§ **Extracted material**:
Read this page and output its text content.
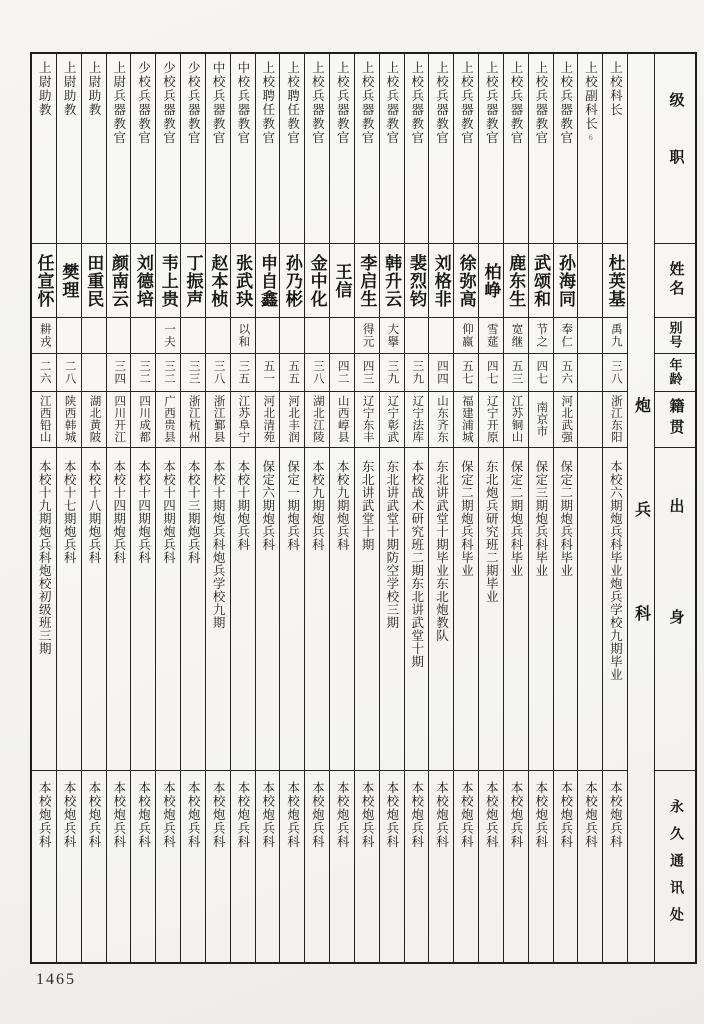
级职
姓名
别号
年龄
籍贯
出身
永久通讯处
炮兵科
上校科长
杜英基
禹九
三八
浙江东阳
本校六期炮兵科毕业炮兵学校九期毕业
本校炮兵科
上校副科长
6
本校炮兵科
上校兵器教官
孙海同
奉仁
五六
河北武强
保定二期炮兵科毕业
本校炮兵科
上校兵器教官
武颂和
节之
四七
南京市
保定三期炮兵科毕业
本校炮兵科
上校兵器教官
鹿东生
宽继
五三
江苏铜山
保定二期炮兵科毕业
本校炮兵科
上校兵器教官
柏峥
雪莚
四七
辽宁开原
东北炮兵研究班二期毕业
本校炮兵科
上校兵器教官
徐弥高
仰嬴
五七
福建浦城
保定二期炮兵科毕业
本校炮兵科
上校兵器教官
刘格非
四四
山东齐东
东北讲武堂十期毕业东北炮教队
本校炮兵科
上校兵器教官
裴烈钧
三九
辽宁法库
本校战术研究班二期东北讲武堂十期
本校炮兵科
上校兵器教官
韩升云
大擧
三九
辽宁彰武
东北讲武堂十期防空学校三期
本校炮兵科
上校兵器教官
李启生
得元
四三
辽宁东丰
东北讲武堂十期
本校炮兵科
上校兵器教官
王信
四二
山西崞县
本校九期炮兵科
本校炮兵科
上校兵器教官
金中化
三八
湖北江陵
本校九期炮兵科
本校炮兵科
上校聘任教官
孙乃彬
五五
河北丰润
保定一期炮兵科
本校炮兵科
上校聘任教官
申自鑫
五一
河北清苑
保定六期炮兵科
本校炮兵科
中校兵器教官
张武玦
以和
三五
江苏阜宁
本校十期炮兵科
本校炮兵科
中校兵器教官
赵本桢
三八
浙江鄞县
本校十期炮兵科炮兵学校九期
本校炮兵科
少校兵器教官
丁振声
三三
浙江杭州
本校十三期炮兵科
本校炮兵科
少校兵器教官
韦上贵
一夫
三二
广西贵县
本校十四期炮兵科
本校炮兵科
少校兵器教官
刘德培
三二
四川成都
本校十四期炮兵科
本校炮兵科
上尉兵器教官
颜南云
三四
四川开江
本校十四期炮兵科
本校炮兵科
上尉助教
田重民
湖北黄陂
本校十八期炮兵科
本校炮兵科
上尉助教
樊理
二八
陕西韩城
本校十七期炮兵科
本校炮兵科
上尉助教
任宣怀
耕戎
二六
江西铅山
本校十九期炮兵科炮校初级班三期
本校炮兵科
1465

§ **The request**: Quote everything in the listing above exactly; pictures are the only thing to omit.

§ **Response below**:
Read this page and output its text content.
级职
姓名
别号
年龄
籍贯
出身
永久通讯处
炮兵科
上校科长
杜英基
禹九
三八
浙江东阳
本校六期炮兵科毕业炮兵学校九期毕业
本校炮兵科
上校副科长
6
本校炮兵科
上校兵器教官
孙海同
奉仁
五六
河北武强
保定二期炮兵科毕业
本校炮兵科
上校兵器教官
武颂和
节之
四七
南京市
保定三期炮兵科毕业
本校炮兵科
上校兵器教官
鹿东生
宽继
五三
江苏铜山
保定二期炮兵科毕业
本校炮兵科
上校兵器教官
柏峥
雪莚
四七
辽宁开原
东北炮兵研究班二期毕业
本校炮兵科
上校兵器教官
徐弥高
仰嬴
五七
福建浦城
保定二期炮兵科毕业
本校炮兵科
上校兵器教官
刘格非
四四
山东齐东
东北讲武堂十期毕业东北炮教队
本校炮兵科
上校兵器教官
裴烈钧
三九
辽宁法库
本校战术研究班二期东北讲武堂十期
本校炮兵科
上校兵器教官
韩升云
大擧
三九
辽宁彰武
东北讲武堂十期防空学校三期
本校炮兵科
上校兵器教官
李启生
得元
四三
辽宁东丰
东北讲武堂十期
本校炮兵科
上校兵器教官
王信
四二
山西崞县
本校九期炮兵科
本校炮兵科
上校兵器教官
金中化
三八
湖北江陵
本校九期炮兵科
本校炮兵科
上校聘任教官
孙乃彬
五五
河北丰润
保定一期炮兵科
本校炮兵科
上校聘任教官
申自鑫
五一
河北清苑
保定六期炮兵科
本校炮兵科
中校兵器教官
张武玦
以和
三五
江苏阜宁
本校十期炮兵科
本校炮兵科
中校兵器教官
赵本桢
三八
浙江鄞县
本校十期炮兵科炮兵学校九期
本校炮兵科
少校兵器教官
丁振声
三三
浙江杭州
本校十三期炮兵科
本校炮兵科
少校兵器教官
韦上贵
一夫
三二
广西贵县
本校十四期炮兵科
本校炮兵科
少校兵器教官
刘德培
三二
四川成都
本校十四期炮兵科
本校炮兵科
上尉兵器教官
颜南云
三四
四川开江
本校十四期炮兵科
本校炮兵科
上尉助教
田重民
湖北黄陂
本校十八期炮兵科
本校炮兵科
上尉助教
樊理
二八
陕西韩城
本校十七期炮兵科
本校炮兵科
上尉助教
任宣怀
耕戎
二六
江西铅山
本校十九期炮兵科炮校初级班三期
本校炮兵科
1465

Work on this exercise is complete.